Start EXCERPTED DATA

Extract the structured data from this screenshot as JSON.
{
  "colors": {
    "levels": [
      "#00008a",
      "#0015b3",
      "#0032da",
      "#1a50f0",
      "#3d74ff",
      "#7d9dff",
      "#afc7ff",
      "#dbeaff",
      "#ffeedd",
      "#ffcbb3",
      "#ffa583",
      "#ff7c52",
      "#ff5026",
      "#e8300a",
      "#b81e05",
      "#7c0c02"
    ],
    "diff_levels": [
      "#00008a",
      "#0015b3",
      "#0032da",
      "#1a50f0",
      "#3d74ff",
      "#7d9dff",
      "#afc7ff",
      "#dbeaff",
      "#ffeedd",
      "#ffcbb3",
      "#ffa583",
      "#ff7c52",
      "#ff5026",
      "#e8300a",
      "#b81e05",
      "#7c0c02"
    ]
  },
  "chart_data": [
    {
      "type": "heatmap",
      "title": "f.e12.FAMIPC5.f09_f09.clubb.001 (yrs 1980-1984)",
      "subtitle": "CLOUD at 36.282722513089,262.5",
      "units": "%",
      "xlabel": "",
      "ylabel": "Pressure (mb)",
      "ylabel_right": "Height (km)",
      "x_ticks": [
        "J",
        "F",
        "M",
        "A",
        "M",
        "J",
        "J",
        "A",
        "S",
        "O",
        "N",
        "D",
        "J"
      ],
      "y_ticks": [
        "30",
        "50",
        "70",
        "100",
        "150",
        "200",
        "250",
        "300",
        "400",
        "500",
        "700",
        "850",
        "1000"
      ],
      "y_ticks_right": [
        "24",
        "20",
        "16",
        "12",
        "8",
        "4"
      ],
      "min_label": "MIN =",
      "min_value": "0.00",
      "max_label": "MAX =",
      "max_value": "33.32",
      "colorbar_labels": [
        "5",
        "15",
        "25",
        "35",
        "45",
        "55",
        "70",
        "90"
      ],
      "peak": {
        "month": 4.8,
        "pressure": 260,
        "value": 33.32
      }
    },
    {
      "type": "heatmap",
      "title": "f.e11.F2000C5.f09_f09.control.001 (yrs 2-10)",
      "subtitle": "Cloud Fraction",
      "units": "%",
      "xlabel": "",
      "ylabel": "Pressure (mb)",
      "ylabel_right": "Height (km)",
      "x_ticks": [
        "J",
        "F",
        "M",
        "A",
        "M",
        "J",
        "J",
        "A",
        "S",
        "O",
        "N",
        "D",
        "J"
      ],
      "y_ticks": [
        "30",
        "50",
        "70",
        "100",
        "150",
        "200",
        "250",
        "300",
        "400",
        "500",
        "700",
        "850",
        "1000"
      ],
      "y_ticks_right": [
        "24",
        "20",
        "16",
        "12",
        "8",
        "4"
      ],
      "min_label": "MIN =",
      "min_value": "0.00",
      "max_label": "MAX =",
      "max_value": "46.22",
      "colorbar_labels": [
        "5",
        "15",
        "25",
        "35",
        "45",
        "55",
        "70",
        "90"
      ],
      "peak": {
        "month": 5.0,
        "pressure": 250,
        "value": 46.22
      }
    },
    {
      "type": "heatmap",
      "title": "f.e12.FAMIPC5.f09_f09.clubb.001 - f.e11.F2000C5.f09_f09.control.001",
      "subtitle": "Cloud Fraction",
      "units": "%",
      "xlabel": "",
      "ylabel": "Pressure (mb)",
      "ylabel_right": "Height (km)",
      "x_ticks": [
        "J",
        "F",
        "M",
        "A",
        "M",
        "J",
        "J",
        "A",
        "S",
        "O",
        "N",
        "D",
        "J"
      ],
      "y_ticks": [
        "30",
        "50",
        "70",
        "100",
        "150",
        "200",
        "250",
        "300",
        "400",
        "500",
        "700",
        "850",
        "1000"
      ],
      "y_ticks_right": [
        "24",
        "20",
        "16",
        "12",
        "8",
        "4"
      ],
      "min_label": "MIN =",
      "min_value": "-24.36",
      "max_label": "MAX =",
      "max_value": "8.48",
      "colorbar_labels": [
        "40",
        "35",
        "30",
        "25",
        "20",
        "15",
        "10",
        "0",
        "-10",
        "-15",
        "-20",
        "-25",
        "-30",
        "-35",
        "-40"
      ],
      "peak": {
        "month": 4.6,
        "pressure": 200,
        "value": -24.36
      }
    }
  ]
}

End EXCERPTED DATA

# TASK BRIEF:
Restate every line of the data word for word.

# THE RESULT:
Extract the structured data from this screenshot as JSON.
{
  "colors": {
    "levels": [
      "#00008a",
      "#0015b3",
      "#0032da",
      "#1a50f0",
      "#3d74ff",
      "#7d9dff",
      "#afc7ff",
      "#dbeaff",
      "#ffeedd",
      "#ffcbb3",
      "#ffa583",
      "#ff7c52",
      "#ff5026",
      "#e8300a",
      "#b81e05",
      "#7c0c02"
    ],
    "diff_levels": [
      "#00008a",
      "#0015b3",
      "#0032da",
      "#1a50f0",
      "#3d74ff",
      "#7d9dff",
      "#afc7ff",
      "#dbeaff",
      "#ffeedd",
      "#ffcbb3",
      "#ffa583",
      "#ff7c52",
      "#ff5026",
      "#e8300a",
      "#b81e05",
      "#7c0c02"
    ]
  },
  "chart_data": [
    {
      "type": "heatmap",
      "title": "f.e12.FAMIPC5.f09_f09.clubb.001 (yrs 1980-1984)",
      "subtitle": "CLOUD at 36.282722513089,262.5",
      "units": "%",
      "xlabel": "",
      "ylabel": "Pressure (mb)",
      "ylabel_right": "Height (km)",
      "x_ticks": [
        "J",
        "F",
        "M",
        "A",
        "M",
        "J",
        "J",
        "A",
        "S",
        "O",
        "N",
        "D",
        "J"
      ],
      "y_ticks": [
        "30",
        "50",
        "70",
        "100",
        "150",
        "200",
        "250",
        "300",
        "400",
        "500",
        "700",
        "850",
        "1000"
      ],
      "y_ticks_right": [
        "24",
        "20",
        "16",
        "12",
        "8",
        "4"
      ],
      "min_label": "MIN =",
      "min_value": "0.00",
      "max_label": "MAX =",
      "max_value": "33.32",
      "colorbar_labels": [
        "5",
        "15",
        "25",
        "35",
        "45",
        "55",
        "70",
        "90"
      ],
      "peak": {
        "month": 4.8,
        "pressure": 260,
        "value": 33.32
      }
    },
    {
      "type": "heatmap",
      "title": "f.e11.F2000C5.f09_f09.control.001 (yrs 2-10)",
      "subtitle": "Cloud Fraction",
      "units": "%",
      "xlabel": "",
      "ylabel": "Pressure (mb)",
      "ylabel_right": "Height (km)",
      "x_ticks": [
        "J",
        "F",
        "M",
        "A",
        "M",
        "J",
        "J",
        "A",
        "S",
        "O",
        "N",
        "D",
        "J"
      ],
      "y_ticks": [
        "30",
        "50",
        "70",
        "100",
        "150",
        "200",
        "250",
        "300",
        "400",
        "500",
        "700",
        "850",
        "1000"
      ],
      "y_ticks_right": [
        "24",
        "20",
        "16",
        "12",
        "8",
        "4"
      ],
      "min_label": "MIN =",
      "min_value": "0.00",
      "max_label": "MAX =",
      "max_value": "46.22",
      "colorbar_labels": [
        "5",
        "15",
        "25",
        "35",
        "45",
        "55",
        "70",
        "90"
      ],
      "peak": {
        "month": 5.0,
        "pressure": 250,
        "value": 46.22
      }
    },
    {
      "type": "heatmap",
      "title": "f.e12.FAMIPC5.f09_f09.clubb.001 - f.e11.F2000C5.f09_f09.control.001",
      "subtitle": "Cloud Fraction",
      "units": "%",
      "xlabel": "",
      "ylabel": "Pressure (mb)",
      "ylabel_right": "Height (km)",
      "x_ticks": [
        "J",
        "F",
        "M",
        "A",
        "M",
        "J",
        "J",
        "A",
        "S",
        "O",
        "N",
        "D",
        "J"
      ],
      "y_ticks": [
        "30",
        "50",
        "70",
        "100",
        "150",
        "200",
        "250",
        "300",
        "400",
        "500",
        "700",
        "850",
        "1000"
      ],
      "y_ticks_right": [
        "24",
        "20",
        "16",
        "12",
        "8",
        "4"
      ],
      "min_label": "MIN =",
      "min_value": "-24.36",
      "max_label": "MAX =",
      "max_value": "8.48",
      "colorbar_labels": [
        "40",
        "35",
        "30",
        "25",
        "20",
        "15",
        "10",
        "0",
        "-10",
        "-15",
        "-20",
        "-25",
        "-30",
        "-35",
        "-40"
      ],
      "peak": {
        "month": 4.6,
        "pressure": 200,
        "value": -24.36
      }
    }
  ]
}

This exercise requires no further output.